[Directions for this task]
Only the number is wanted: how many lines of these entries contain the word "Index"?

[Available data]
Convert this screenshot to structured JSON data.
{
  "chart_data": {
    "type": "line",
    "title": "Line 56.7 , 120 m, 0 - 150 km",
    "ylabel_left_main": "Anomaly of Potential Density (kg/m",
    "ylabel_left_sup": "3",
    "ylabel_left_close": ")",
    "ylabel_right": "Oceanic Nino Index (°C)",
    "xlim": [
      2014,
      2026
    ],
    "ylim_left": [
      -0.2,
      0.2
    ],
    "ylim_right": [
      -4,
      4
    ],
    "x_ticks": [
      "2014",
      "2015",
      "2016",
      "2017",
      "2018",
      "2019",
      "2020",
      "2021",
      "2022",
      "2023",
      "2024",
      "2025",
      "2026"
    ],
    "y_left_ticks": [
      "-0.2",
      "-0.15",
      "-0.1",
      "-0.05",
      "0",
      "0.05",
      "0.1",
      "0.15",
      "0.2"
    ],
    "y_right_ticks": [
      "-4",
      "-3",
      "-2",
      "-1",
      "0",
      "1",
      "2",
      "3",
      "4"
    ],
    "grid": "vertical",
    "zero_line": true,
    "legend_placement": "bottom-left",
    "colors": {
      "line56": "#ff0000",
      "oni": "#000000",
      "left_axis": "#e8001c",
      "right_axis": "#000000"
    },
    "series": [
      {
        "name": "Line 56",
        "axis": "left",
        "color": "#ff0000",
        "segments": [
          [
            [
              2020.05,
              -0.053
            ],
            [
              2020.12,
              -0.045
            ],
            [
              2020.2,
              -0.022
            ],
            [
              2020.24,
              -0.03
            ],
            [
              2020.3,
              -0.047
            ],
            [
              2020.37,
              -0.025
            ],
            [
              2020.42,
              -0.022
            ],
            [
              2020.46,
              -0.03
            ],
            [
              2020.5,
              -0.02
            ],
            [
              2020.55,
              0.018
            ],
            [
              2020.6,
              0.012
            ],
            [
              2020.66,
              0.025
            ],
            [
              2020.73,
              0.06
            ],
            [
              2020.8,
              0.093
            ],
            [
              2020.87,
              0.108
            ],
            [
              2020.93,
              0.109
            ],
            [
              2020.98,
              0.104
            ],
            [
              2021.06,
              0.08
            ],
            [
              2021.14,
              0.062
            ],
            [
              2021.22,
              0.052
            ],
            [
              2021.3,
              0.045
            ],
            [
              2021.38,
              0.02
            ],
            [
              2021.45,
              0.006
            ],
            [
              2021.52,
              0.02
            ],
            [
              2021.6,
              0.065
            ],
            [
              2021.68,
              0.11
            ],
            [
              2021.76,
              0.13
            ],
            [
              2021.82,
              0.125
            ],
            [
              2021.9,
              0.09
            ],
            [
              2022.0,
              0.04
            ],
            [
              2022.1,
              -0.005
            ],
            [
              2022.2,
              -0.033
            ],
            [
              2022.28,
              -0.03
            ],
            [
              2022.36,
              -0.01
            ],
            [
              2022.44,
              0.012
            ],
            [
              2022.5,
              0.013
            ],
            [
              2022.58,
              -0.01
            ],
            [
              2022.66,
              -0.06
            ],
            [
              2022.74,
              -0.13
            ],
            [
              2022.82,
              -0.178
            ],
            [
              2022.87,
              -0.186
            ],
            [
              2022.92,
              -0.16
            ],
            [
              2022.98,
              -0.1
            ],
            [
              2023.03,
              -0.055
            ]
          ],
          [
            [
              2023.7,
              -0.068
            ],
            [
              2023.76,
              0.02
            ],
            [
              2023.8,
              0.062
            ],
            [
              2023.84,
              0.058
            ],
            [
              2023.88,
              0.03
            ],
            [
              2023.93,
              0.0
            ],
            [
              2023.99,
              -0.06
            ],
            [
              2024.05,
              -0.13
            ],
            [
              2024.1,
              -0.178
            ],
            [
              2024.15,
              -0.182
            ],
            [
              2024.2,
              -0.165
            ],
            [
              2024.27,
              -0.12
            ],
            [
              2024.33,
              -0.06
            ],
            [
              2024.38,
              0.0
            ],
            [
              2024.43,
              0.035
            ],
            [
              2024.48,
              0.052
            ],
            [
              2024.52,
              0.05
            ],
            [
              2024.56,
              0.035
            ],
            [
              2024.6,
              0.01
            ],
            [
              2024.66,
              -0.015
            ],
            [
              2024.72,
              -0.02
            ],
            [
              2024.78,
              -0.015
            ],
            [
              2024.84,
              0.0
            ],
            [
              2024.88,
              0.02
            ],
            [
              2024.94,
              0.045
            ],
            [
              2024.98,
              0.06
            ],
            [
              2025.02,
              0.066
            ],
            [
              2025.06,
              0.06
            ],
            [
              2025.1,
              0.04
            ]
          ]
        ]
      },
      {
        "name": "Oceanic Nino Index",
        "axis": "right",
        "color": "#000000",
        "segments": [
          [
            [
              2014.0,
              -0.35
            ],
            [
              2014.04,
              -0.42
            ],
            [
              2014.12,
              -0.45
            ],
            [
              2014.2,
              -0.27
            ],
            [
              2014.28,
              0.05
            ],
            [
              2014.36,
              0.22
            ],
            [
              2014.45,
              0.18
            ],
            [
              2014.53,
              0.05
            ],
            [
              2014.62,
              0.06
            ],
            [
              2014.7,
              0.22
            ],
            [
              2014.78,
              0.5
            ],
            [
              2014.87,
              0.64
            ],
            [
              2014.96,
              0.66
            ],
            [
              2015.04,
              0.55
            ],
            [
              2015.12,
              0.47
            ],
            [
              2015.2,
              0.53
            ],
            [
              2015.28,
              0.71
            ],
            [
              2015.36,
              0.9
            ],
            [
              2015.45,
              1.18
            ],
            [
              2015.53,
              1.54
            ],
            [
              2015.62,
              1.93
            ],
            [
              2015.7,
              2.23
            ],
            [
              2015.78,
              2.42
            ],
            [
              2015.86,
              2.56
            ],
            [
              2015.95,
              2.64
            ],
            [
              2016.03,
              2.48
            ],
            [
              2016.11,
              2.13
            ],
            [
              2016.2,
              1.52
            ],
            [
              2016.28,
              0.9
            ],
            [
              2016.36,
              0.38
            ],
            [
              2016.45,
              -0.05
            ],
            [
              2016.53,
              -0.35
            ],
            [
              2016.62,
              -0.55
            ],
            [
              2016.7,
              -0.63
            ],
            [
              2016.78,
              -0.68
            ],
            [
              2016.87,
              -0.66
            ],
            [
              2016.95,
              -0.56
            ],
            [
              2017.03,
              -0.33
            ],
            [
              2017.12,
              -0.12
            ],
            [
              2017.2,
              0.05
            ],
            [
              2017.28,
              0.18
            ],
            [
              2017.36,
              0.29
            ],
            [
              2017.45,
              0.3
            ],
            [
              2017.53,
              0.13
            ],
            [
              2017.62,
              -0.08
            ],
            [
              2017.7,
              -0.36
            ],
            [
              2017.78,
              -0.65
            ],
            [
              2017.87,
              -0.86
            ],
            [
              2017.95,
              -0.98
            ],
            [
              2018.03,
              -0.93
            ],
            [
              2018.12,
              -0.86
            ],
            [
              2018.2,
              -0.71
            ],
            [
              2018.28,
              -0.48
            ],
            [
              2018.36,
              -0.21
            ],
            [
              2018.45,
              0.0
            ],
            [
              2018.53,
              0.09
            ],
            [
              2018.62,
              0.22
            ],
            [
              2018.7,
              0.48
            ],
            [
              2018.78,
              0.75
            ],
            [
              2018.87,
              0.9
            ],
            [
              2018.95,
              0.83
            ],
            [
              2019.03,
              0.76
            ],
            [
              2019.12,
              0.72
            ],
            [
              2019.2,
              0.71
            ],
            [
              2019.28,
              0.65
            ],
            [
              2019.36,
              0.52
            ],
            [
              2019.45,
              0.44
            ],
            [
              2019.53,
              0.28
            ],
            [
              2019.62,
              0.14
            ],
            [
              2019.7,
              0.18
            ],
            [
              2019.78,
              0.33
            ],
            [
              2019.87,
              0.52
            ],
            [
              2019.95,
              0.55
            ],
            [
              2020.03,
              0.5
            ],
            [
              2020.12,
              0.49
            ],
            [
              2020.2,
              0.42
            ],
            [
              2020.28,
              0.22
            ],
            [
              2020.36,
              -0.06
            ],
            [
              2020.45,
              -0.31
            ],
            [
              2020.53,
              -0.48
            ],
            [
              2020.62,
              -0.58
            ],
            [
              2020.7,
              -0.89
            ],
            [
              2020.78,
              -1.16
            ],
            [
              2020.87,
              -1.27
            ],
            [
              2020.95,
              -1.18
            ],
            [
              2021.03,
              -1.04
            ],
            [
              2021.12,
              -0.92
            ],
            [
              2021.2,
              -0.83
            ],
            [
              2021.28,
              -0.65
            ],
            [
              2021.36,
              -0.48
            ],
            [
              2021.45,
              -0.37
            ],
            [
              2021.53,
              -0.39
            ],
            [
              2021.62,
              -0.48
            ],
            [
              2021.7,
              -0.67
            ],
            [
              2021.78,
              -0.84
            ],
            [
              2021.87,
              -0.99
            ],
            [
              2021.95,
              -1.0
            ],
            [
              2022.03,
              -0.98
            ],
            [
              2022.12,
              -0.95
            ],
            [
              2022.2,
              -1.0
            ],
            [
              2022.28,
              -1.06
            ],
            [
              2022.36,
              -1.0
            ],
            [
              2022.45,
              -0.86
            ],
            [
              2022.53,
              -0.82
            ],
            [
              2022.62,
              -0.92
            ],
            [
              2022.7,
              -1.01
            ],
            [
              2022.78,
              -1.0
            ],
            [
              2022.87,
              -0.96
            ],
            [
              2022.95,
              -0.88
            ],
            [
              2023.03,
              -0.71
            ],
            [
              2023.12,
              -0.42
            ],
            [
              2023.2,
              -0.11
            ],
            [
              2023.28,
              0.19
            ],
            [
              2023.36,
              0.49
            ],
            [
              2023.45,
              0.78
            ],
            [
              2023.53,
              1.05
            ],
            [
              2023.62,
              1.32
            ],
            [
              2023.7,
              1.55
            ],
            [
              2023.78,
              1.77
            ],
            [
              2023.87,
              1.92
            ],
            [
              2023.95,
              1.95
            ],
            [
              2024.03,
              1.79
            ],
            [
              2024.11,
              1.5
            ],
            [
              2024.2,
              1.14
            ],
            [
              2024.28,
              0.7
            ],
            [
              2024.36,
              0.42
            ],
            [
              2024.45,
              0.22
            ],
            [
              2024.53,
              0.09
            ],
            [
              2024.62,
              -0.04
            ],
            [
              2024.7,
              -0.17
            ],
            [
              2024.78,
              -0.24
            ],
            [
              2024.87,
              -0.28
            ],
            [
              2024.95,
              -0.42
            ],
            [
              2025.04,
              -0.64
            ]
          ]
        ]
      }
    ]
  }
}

[The response]
2